* [Given data]:

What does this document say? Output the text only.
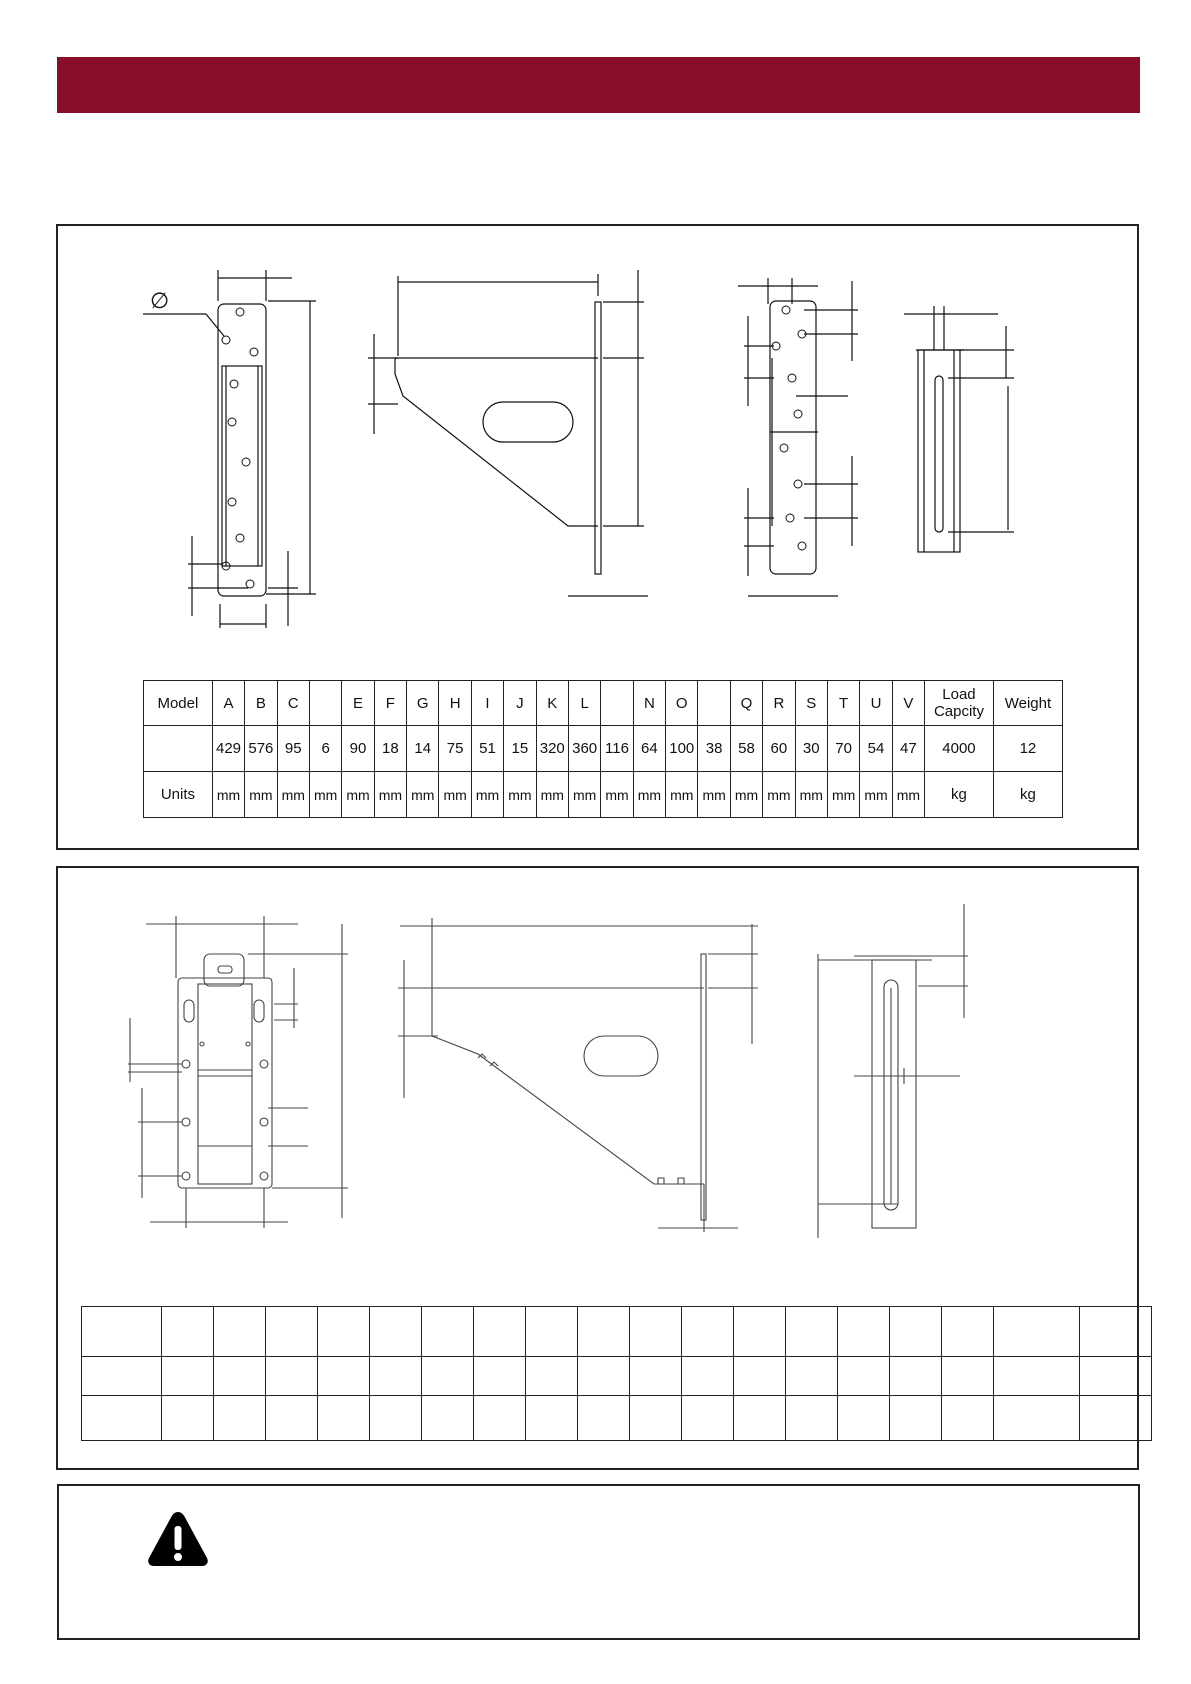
∅
Model	A	B	C		E	F	G	H	I	J	K	L		N	O		Q	R	S	T	U	V	Load Capcity	Weight
	429	576	95	6	90	18	14	75	51	15	320	360	116	64	100	38	58	60	30	70	54	47	4000	12
Units	mm	mm	mm	mm	mm	mm	mm	mm	mm	mm	mm	mm	mm	mm	mm	mm	mm	mm	mm	mm	mm	mm	kg	kg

* [Prompt]: Return all the entries word for word, but omit any pictures they contain.

* [Worked answer]:
What does this document say? Output the text only.
∅
Model	A	B	C		E	F	G	H	I	J	K	L		N	O		Q	R	S	T	U	V	Load Capcity	Weight
	429	576	95	6	90	18	14	75	51	15	320	360	116	64	100	38	58	60	30	70	54	47	4000	12
Units	mm	mm	mm	mm	mm	mm	mm	mm	mm	mm	mm	mm	mm	mm	mm	mm	mm	mm	mm	mm	mm	mm	kg	kg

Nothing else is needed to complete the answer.